* [Written instruction]
Output the data below in full, character for character.

BEGIN Records supplied

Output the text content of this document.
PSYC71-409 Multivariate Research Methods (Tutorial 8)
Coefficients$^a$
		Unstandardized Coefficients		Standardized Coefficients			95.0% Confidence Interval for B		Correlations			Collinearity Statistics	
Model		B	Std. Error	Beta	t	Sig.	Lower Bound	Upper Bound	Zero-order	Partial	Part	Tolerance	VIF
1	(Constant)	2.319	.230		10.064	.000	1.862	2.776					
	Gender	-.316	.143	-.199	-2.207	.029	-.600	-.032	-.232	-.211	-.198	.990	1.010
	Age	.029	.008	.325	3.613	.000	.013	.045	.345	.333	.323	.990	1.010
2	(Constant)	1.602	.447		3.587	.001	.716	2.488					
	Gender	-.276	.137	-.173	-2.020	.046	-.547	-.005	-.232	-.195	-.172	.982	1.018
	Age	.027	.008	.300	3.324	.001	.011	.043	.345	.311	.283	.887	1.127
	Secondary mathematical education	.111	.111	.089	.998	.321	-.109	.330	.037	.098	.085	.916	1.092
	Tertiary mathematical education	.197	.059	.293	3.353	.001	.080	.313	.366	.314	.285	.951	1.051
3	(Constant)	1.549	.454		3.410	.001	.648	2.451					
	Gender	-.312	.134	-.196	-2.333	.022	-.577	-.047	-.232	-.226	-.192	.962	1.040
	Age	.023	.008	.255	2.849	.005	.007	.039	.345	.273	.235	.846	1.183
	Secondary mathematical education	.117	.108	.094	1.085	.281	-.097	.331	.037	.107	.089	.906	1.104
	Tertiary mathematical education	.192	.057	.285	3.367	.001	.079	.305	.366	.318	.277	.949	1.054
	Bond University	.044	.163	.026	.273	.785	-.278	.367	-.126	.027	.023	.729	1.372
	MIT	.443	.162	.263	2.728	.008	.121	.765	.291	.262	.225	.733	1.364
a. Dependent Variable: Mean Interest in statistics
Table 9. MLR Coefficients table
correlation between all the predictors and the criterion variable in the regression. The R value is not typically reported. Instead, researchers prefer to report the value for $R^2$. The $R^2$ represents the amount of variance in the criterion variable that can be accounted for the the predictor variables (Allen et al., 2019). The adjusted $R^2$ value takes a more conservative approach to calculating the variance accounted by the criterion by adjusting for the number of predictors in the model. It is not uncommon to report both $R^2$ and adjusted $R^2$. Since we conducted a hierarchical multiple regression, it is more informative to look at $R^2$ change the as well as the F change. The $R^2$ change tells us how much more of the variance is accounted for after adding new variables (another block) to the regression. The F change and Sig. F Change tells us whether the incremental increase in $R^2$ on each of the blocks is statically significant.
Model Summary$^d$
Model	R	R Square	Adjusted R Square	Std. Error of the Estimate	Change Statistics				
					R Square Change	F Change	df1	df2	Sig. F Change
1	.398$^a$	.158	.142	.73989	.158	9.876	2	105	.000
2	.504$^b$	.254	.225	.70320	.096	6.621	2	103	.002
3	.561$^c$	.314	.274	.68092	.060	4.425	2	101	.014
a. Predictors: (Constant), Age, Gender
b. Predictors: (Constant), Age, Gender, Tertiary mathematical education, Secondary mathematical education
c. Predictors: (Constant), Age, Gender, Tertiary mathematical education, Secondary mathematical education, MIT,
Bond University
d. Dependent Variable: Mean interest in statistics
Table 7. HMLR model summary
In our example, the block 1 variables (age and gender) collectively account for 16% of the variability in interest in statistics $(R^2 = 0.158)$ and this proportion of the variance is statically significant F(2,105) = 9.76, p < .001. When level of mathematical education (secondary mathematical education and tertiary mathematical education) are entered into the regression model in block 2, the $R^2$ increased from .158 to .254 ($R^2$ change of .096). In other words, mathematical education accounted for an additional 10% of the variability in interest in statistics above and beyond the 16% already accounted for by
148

END Records supplied

* [Result of the task]
Output the text content of this document.
PSYC71-409 Multivariate Research Methods (Tutorial 8)
Coefficients$^a$
		Unstandardized Coefficients		Standardized Coefficients			95.0% Confidence Interval for B		Correlations			Collinearity Statistics	
Model		B	Std. Error	Beta	t	Sig.	Lower Bound	Upper Bound	Zero-order	Partial	Part	Tolerance	VIF
1	(Constant)	2.319	.230		10.064	.000	1.862	2.776					
	Gender	-.316	.143	-.199	-2.207	.029	-.600	-.032	-.232	-.211	-.198	.990	1.010
	Age	.029	.008	.325	3.613	.000	.013	.045	.345	.333	.323	.990	1.010
2	(Constant)	1.602	.447		3.587	.001	.716	2.488					
	Gender	-.276	.137	-.173	-2.020	.046	-.547	-.005	-.232	-.195	-.172	.982	1.018
	Age	.027	.008	.300	3.324	.001	.011	.043	.345	.311	.283	.887	1.127
	Secondary mathematical education	.111	.111	.089	.998	.321	-.109	.330	.037	.098	.085	.916	1.092
	Tertiary mathematical education	.197	.059	.293	3.353	.001	.080	.313	.366	.314	.285	.951	1.051
3	(Constant)	1.549	.454		3.410	.001	.648	2.451					
	Gender	-.312	.134	-.196	-2.333	.022	-.577	-.047	-.232	-.226	-.192	.962	1.040
	Age	.023	.008	.255	2.849	.005	.007	.039	.345	.273	.235	.846	1.183
	Secondary mathematical education	.117	.108	.094	1.085	.281	-.097	.331	.037	.107	.089	.906	1.104
	Tertiary mathematical education	.192	.057	.285	3.367	.001	.079	.305	.366	.318	.277	.949	1.054
	Bond University	.044	.163	.026	.273	.785	-.278	.367	-.126	.027	.023	.729	1.372
	MIT	.443	.162	.263	2.728	.008	.121	.765	.291	.262	.225	.733	1.364
a. Dependent Variable: Mean Interest in statistics
Table 9. MLR Coefficients table
correlation between all the predictors and the criterion variable in the regression. The R value is not typically reported. Instead, researchers prefer to report the value for $R^2$. The $R^2$ represents the amount of variance in the criterion variable that can be accounted for the the predictor variables (Allen et al., 2019). The adjusted $R^2$ value takes a more conservative approach to calculating the variance accounted by the criterion by adjusting for the number of predictors in the model. It is not uncommon to report both $R^2$ and adjusted $R^2$. Since we conducted a hierarchical multiple regression, it is more informative to look at $R^2$ change the as well as the F change. The $R^2$ change tells us how much more of the variance is accounted for after adding new variables (another block) to the regression. The F change and Sig. F Change tells us whether the incremental increase in $R^2$ on each of the blocks is statically significant.
Model Summary$^d$
Model	R	R Square	Adjusted R Square	Std. Error of the Estimate	Change Statistics				
					R Square Change	F Change	df1	df2	Sig. F Change
1	.398$^a$	.158	.142	.73989	.158	9.876	2	105	.000
2	.504$^b$	.254	.225	.70320	.096	6.621	2	103	.002
3	.561$^c$	.314	.274	.68092	.060	4.425	2	101	.014
a. Predictors: (Constant), Age, Gender
b. Predictors: (Constant), Age, Gender, Tertiary mathematical education, Secondary mathematical education
c. Predictors: (Constant), Age, Gender, Tertiary mathematical education, Secondary mathematical education, MIT,
Bond University
d. Dependent Variable: Mean interest in statistics
Table 7. HMLR model summary
In our example, the block 1 variables (age and gender) collectively account for 16% of the variability in interest in statistics $(R^2 = 0.158)$ and this proportion of the variance is statically significant F(2,105) = 9.76, p < .001. When level of mathematical education (secondary mathematical education and tertiary mathematical education) are entered into the regression model in block 2, the $R^2$ increased from .158 to .254 ($R^2$ change of .096). In other words, mathematical education accounted for an additional 10% of the variability in interest in statistics above and beyond the 16% already accounted for by
148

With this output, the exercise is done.